Battles
- Susie Csorsz Brown
- Apr 9
- 5 min read
It really shouldn't be this complicated, this parenting gig. Why do little people not just do exactly what we want them to do, without question, without arguing, without backtalk? Why?
Sigh. I did what every Parenting authority, what every magazine and blog article, what every counselor tells you not to do: I caved. Rats! And why? I just couldn’t take it anymore. I am not as strong-willed as my child. There, I said it. A minute little itty thing has blown up to gargantuan proportions, completely out of scale, a total mountain out of a molehill. But it’s there, and it isn’t going away, and one less battle in the mornings would be so much appreciated. Mornings – especially school mornings – just bite. Bet a number of you know what those types of mornings feel like. I just can’t get over the absolute bite-iness of weekday mornings. No one enjoys starting their day this way.

Here’s the thing: the ‘thing’ is such a little trivial thing. Or should be, anyway. But it’s not. To me, it’s a big thing: It’s the sport short thing. This is just one of those things. I just really can’t abide by my kid wearing sport shorts to school every day. Not just to school, but every day. They are just so slovenly. For sports, sure. But every day? No.

### [Task list]
a) From the post about parenting battles, extract the passage from "Sigh. I did" up to and including "day this way.".
b) In the post about parenting battles, what clothing does the writer not want the child wearing to school every day?

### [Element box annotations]
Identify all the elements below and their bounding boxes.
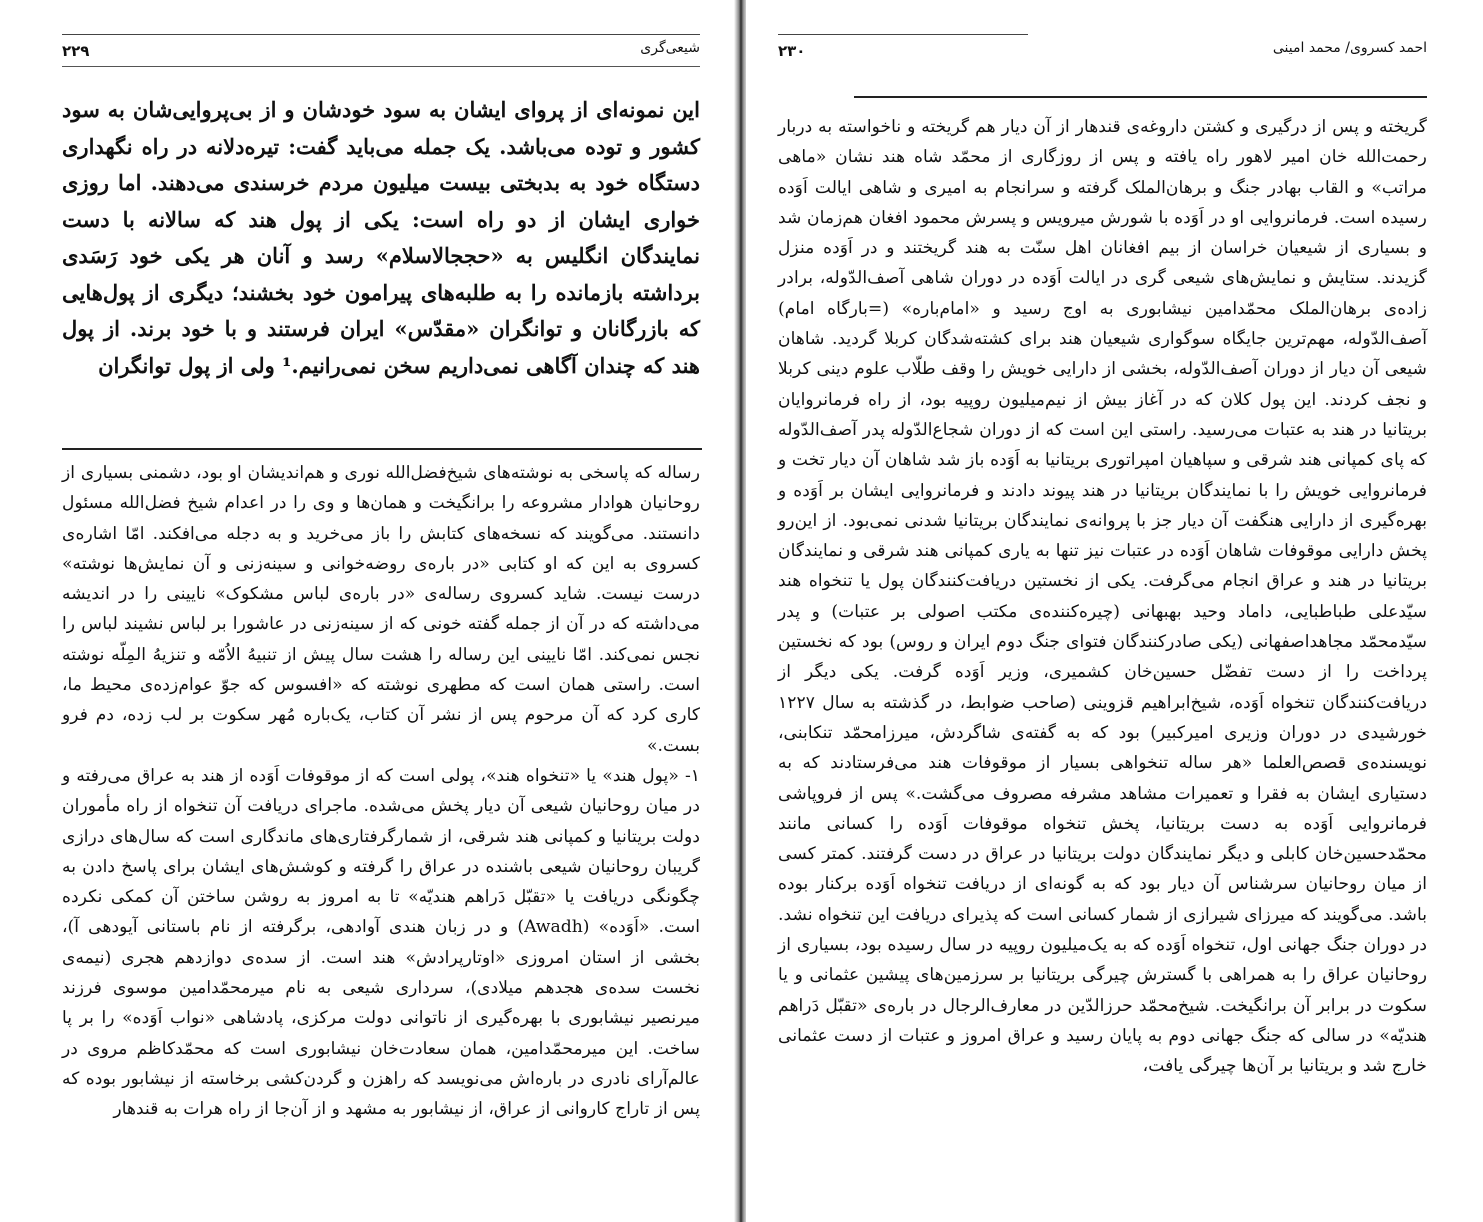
footnotes bbox=[62, 458, 700, 1125]
left-page bbox=[0, 0, 738, 1222]
left-page-header bbox=[62, 40, 700, 66]
footnote-separator bbox=[62, 448, 702, 450]
page-number: ۲۲۹ bbox=[62, 42, 90, 60]
running-title: احمد کسروی/ محمد امینی bbox=[1272, 40, 1427, 56]
footnote-1: ۱- «پول هند» یا «تنخواه هند»، پولی است که از موقوفات اَوَده از هند به عراق می‌رفته و در میان روحانیان شیعی آن دیار پخش می‌شده. ماجرای دریافت آن تنخواه از راه مأموران دولت بریتانیا و کمپانی هند شرقی، از شمارگرفتاری‌های ماندگاری است که سال‌های درازی گریبان روحانیان شیعی باشنده در عراق را گرفته و کوشش‌های ایشان برای پاسخ دادن به چگونگی دریافت یا «تقبّل دَراهم هندیّه» تا به امروز به روشن ساختن آن کمکی نکرده است. «اَوَده» (Awadh) و در زبان هندی آوادهی، برگرفته از نام باستانی آیودهی آ)، بخشی از استان امروزی «اوتارپرادش» هند است. از سده‌ی دوازدهم هجری (نیمه‌ی نخست سده‌ی هجدهم میلادی)، سرداری شیعی به نام میرمحمّدامین موسوی فرزند میرنصیر نیشابوری با بهره‌گیری از ناتوانی دولت مرکزی، پادشاهی «نواب اَوَده» را بر پا ساخت. این میرمحمّدامین، همان سعادت‌خان نیشابوری است که محمّدکاظم مروی در عالم‌آرای نادری در باره‌اش می‌نویسد که راهزن و گردن‌کشی برخاسته از نیشابور بوده که پس از تاراج کاروانی از عراق، از نیشابور به مشهد و از آن‌جا از راه هرات به قندهار bbox=[62, 765, 701, 1120]
right-page-header bbox=[778, 40, 1427, 66]
main-paragraph: این نمونه‌ای از پروای ایشان به سود خودشان و از بی‌پروایی‌شان به سود کشور و توده می‌باشد. یک جمله می‌باید گفت: تیره‌دلانه در راه نگهداری دستگاه خود به بدبختی بیست میلیون مردم خرسندی می‌دهند. اما روزی خواری ایشان از دو راه است: یکی از پول هند که سالانه با دست نمایندگان انگلیس به «حججالاسلام» رسد و آنان هر یکی خود رَسَدی برداشته بازمانده را به طلبه‌های پیرامون خود بخشند؛ دیگری از پول‌هایی که بازرگانان و توانگران «مقدّس» ایران فرستند و با خود برند. از پول هند که چندان آگاهی نمی‌داریم سخن نمی‌رانیم.¹ ولی از پول توانگران bbox=[62, 97, 701, 378]
header-rule bbox=[62, 66, 700, 67]
page-number: ۲۳۰ bbox=[778, 42, 806, 60]
main-text bbox=[62, 92, 700, 384]
header-top-rule bbox=[62, 34, 700, 35]
footnote-separator bbox=[854, 96, 1427, 98]
right-page bbox=[746, 0, 1483, 1222]
footnotes bbox=[778, 112, 1427, 1082]
footnote-continued: رساله که پاسخی به نوشته‌های شیخ‌فضل‌الله نوری و هم‌اندیشان او بود، دشمنی بسیاری از روحانیان هوادار مشروعه را برانگیخت و همان‌ها و وی را در اعدام شیخ فضل‌الله مسئول دانستند. می‌گویند که نسخه‌های کتابش را باز می‌خرید و به دجله می‌افکند. امّا اشاره‌ی کسروی به این که او کتابی «در باره‌ی روضه‌خوانی و سینه‌زنی و آن نمایش‌ها نوشته» درست نیست. شاید کسروی رساله‌ی «در باره‌ی لباس مشکوک» نایینی را در اندیشه می‌داشته که در آن از جمله گفته خونی که از سینه‌زنی در عاشورا بر لباس نشیند لباس را نجس نمی‌کند. امّا نایینی این رساله را هشت سال پیش از تنبیهُ الاُمّه و تنزیهُ المِلّه نوشته است. راستی همان است که مطهری نوشته که «افسوس که جوّ عوام‌زده‌ی محیط ما، کاری کرد که آن مرحوم پس از نشر آن کتاب، یک‌باره مُهر سکوت بر لب زده، دم فرو بست.» bbox=[62, 463, 700, 756]
footnote-continued: گریخته و پس از درگیری و کشتن داروغه‌ی قندهار از آن دیار هم گریخته و ناخواسته به دربار رحمت‌الله خان امیر لاهور راه یافته و پس از روزگاری از محمّد شاه هند نشان «ماهی مراتب» و القاب بهادر جنگ و برهان‌الملک گرفته و سرانجام به امیری و شاهی ایالت اَوَده رسیده است. فرمانروایی او در اَوَده با شورش میرویس و پسرش محمود افغان هم‌زمان شد و بسیاری از شیعیان خراسان از بیم افغانان اهل سنّت به هند گریختند و در اَوَده منزل گزیدند. ستایش و نمایش‌های شیعی گری در ایالت اَوَده در دوران شاهی آصف‌الدّوله، برادر زاده‌ی برهان‌الملک محمّدامین نیشابوری به اوج رسید و «امام‌باره» (=بارگاه امام) آصف‌الدّوله، مهم‌ترین جایگاه سوگواری شیعیان هند برای کشته‌شدگان کربلا گردید. شاهان شیعی آن دیار از دوران آصف‌الدّوله، بخشی از دارایی خویش را وقف طلّاب علوم دینی کربلا و نجف کردند. این پول کلان که در آغاز بیش از نیم‌میلیون روپیه بود، از راه فرمانروایان بریتانیا در هند به عتبات می‌رسید. راستی این است که از دوران شجاع‌الدّوله پدر آصف‌الدّوله که پای کمپانی هند شرقی و سپاهیان امپراتوری بریتانیا به اَوَده باز شد شاهان آن دیار تخت و فرمانروایی خویش را با نمایندگان بریتانیا در هند پیوند دادند و فرمانروایی ایشان بر اَوَده و بهره‌گیری از دارایی هنگفت آن دیار جز با پروانه‌ی نمایندگان بریتانیا شدنی نمی‌بود. از این‌رو پخش دارایی موقوفات شاهان اَوَده در عتبات نیز تنها به یاری کمپانی هند شرقی و نمایندگان بریتانیا در هند و عراق انجام می‌گرفت. یکی از نخستین دریافت‌کنندگان پول یا تنخواه هند سیّدعلی طباطبایی، داماد وحید بهبهانی (چیره‌کننده‌ی مکتب اصولی بر عتبات) و پدر سیّدمحمّد مجاهداصفهانی (یکی صادرکنندگان فتوای جنگ دوم ایران و روس) بود که نخستین پرداخت را از دست تفضّل حسین‌خان کشمیری، وزیر اَوَده گرفت. یکی دیگر از دریافت‌کنندگان تنخواه اَوَده، شیخ‌ابراهیم قزوینی (صاحب ضوابط، در گذشته به سال ۱۲۲۷ خورشیدی در دوران وزیری امیرکبیر) بود که به گفته‌ی شاگردش، میرزامحمّد تنکابنی، نویسنده‌ی قصص‌العلما «هر ساله تنخواهی بسیار از موقوفات هند می‌فرستادند که به دستیاری ایشان به فقرا و تعمیرات مشاهد مشرفه مصروف می‌گشت.» پس از فروپاشی فرمانروایی اَوَده به دست بریتانیا، پخش تنخواه موقوفات اَوَده را کسانی مانند محمّدحسین‌خان کابلی و دیگر نمایندگان دولت بریتانیا در عراق در دست گرفتند. کمتر کسی از میان روحانیان سرشناس آن دیار بود که به گونه‌ای از دریافت تنخواه اَوَده برکنار بوده باشد. می‌گویند که میرزای شیرازی از شمار کسانی است که پذیرای دریافت این تنخواه نشد. در دوران جنگ جهانی اول، تنخواه اَوَده که به یک‌میلیون روپیه در سال رسیده بود، بسیاری از روحانیان عراق را به همراهی با گسترش چیرگی بریتانیا بر سرزمین‌های پیشین عثمانی و یا سکوت در برابر آن برانگیخت. شیخ‌محمّد حرزالدّین در معارف‌الرجال در باره‌ی «تقبّل دَراهم هندیّه» در سالی که جنگ جهانی دوم به پایان رسید و عراق امروز و عتبات از دست عثمانی خارج شد و بریتانیا بر آن‌ها چیرگی یافت، bbox=[778, 117, 1427, 1077]
running-title: شیعی‌گری bbox=[640, 40, 700, 56]
header-top-rule bbox=[778, 34, 1028, 35]
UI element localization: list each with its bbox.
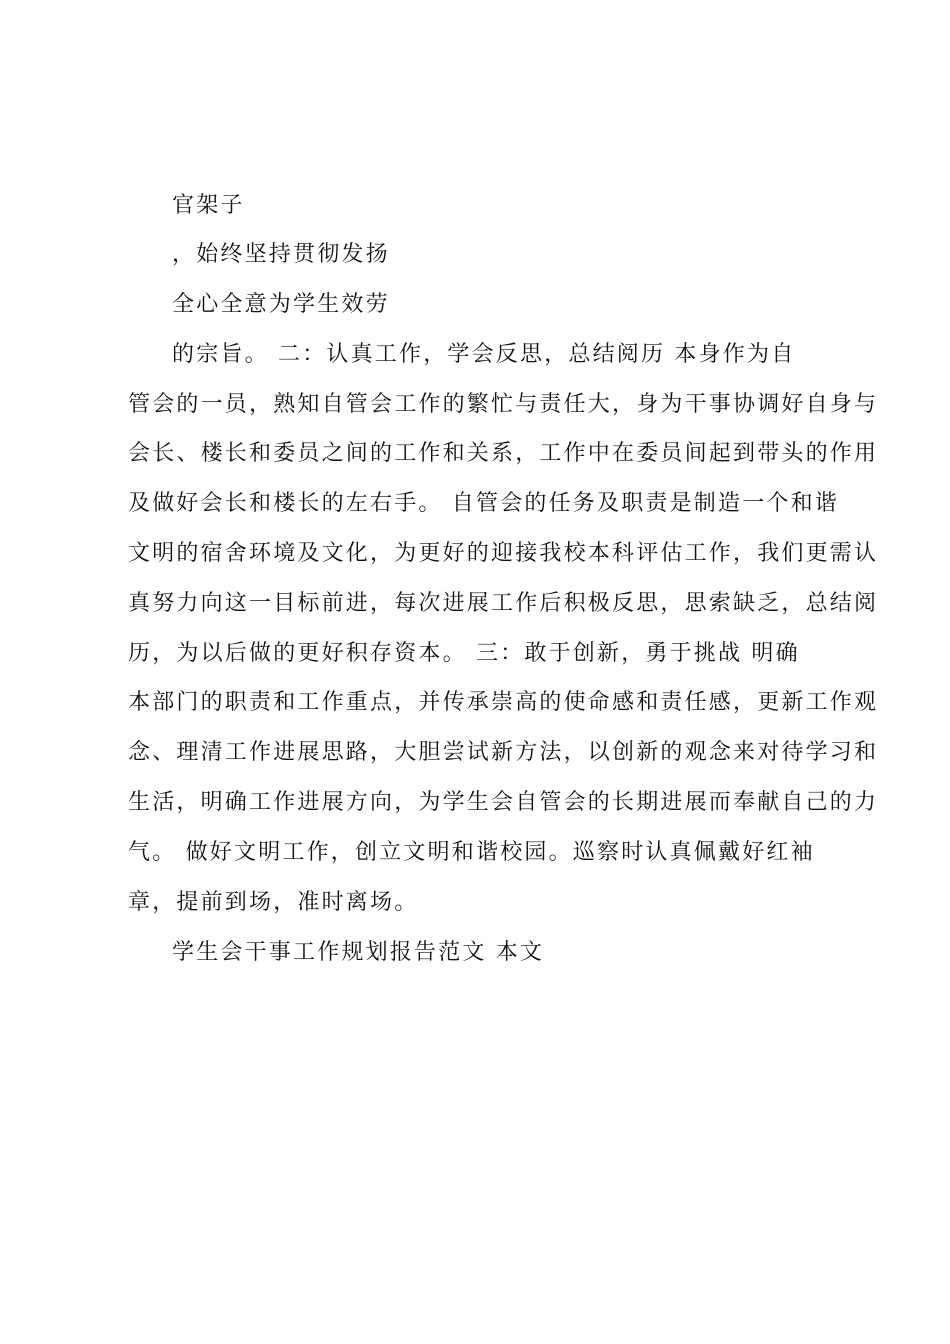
text-line: 历，为以后做的更好积存资本。 三：敢于创新，勇于挑战 明确: [128, 641, 800, 666]
text-line: 学生会干事工作规划报告范文 本文: [172, 940, 545, 965]
text-line: 及做好会长和楼长的左右手。 自管会的任务及职责是制造一个和谐: [128, 491, 839, 516]
text-line: 生活，明确工作进展方向，为学生会自管会的长期进展而奉献自己的力: [128, 790, 879, 815]
text-line: 管会的一员，熟知自管会工作的繁忙与责任大，身为干事协调好自身与: [128, 392, 879, 417]
text-line: 的宗旨。 二：认真工作，学会反思，总结阅历 本身作为自: [172, 342, 796, 367]
text-line: 真努力向这一目标前进，每次进展工作后积极反思，思索缺乏，总结阅: [128, 591, 879, 616]
text-line: 本部门的职责和工作重点，并传承崇高的使命感和责任感，更新工作观: [128, 690, 879, 715]
text-line: 念、理清工作进展思路，大胆尝试新方法，以创新的观念来对待学习和: [128, 740, 879, 765]
text-line: 官架子: [172, 193, 245, 218]
text-line: 气。 做好文明工作，创立文明和谐校园。巡察时认真佩戴好红袖: [128, 840, 815, 865]
text-line: 会长、楼长和委员之间的工作和关系，工作中在委员间起到带头的作用: [128, 441, 879, 466]
text-line: ，始终坚持贯彻发扬: [172, 242, 390, 267]
text-line: 章，提前到场，准时离场。: [128, 890, 419, 915]
text-line: 全心全意为学生效劳: [172, 292, 390, 317]
text-line: 文明的宿舍环境及文化，为更好的迎接我校本科评估工作，我们更需认: [128, 541, 879, 566]
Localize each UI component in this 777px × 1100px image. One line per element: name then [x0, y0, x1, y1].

### [Answers to each task]
a)
Sigh. I did what every Parenting authority, what every magazine and blog article, what every counselor tells you not to do: I caved. Rats! And why? I just couldn’t take it anymore. I am not as strong-willed as my child. There, I said it. A minute little itty thing has blown up to gargantuan proportions, completely out of scale, a total mountain out of a molehill. But it’s there, and it isn’t going away, and one less battle in the mornings would be so much appreciated. Mornings – especially school mornings – just bite. Bet a number of you know what those types of mornings feel like. I just can’t get over the absolute bite-iness of weekday mornings. No one enjoys starting their day this way.

b) Sport shorts.